In the entries below, find every line with "Gallery" and copy it.
[start Input data]
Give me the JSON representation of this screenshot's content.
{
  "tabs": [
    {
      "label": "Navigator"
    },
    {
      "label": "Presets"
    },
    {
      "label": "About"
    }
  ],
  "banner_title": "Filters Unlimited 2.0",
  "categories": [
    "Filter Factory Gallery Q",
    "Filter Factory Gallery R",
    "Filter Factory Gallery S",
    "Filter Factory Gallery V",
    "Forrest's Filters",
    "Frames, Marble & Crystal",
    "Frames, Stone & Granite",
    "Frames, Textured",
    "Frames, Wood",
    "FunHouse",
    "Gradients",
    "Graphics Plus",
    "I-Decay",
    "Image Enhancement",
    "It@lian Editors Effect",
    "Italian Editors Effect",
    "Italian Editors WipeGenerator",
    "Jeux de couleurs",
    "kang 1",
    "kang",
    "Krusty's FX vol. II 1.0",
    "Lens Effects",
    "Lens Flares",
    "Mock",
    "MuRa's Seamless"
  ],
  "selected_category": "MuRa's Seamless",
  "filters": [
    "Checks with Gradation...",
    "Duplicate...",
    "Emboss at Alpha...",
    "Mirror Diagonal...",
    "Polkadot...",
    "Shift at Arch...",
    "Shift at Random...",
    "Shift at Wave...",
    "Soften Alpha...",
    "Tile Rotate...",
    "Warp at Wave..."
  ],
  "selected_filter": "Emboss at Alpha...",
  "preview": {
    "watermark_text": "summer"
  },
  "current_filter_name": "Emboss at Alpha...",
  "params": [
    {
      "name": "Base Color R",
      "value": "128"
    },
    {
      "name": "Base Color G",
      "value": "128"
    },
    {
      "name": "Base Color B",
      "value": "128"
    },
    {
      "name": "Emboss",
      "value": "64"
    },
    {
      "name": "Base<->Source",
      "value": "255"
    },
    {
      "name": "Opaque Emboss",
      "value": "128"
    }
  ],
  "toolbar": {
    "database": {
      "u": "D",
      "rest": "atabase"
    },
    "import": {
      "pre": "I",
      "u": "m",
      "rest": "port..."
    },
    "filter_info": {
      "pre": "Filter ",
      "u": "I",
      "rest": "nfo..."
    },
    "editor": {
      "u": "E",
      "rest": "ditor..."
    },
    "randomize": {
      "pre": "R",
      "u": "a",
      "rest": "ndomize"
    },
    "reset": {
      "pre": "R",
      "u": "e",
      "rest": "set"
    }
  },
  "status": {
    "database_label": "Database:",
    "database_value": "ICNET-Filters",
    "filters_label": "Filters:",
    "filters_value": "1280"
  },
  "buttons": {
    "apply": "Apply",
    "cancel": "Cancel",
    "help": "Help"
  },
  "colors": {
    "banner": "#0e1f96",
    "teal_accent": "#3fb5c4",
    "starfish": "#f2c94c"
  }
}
[end Input data]
- Finished exercise -
    "Filter Factory Gallery Q",
    "Filter Factory Gallery R",
    "Filter Factory Gallery S",
    "Filter Factory Gallery V",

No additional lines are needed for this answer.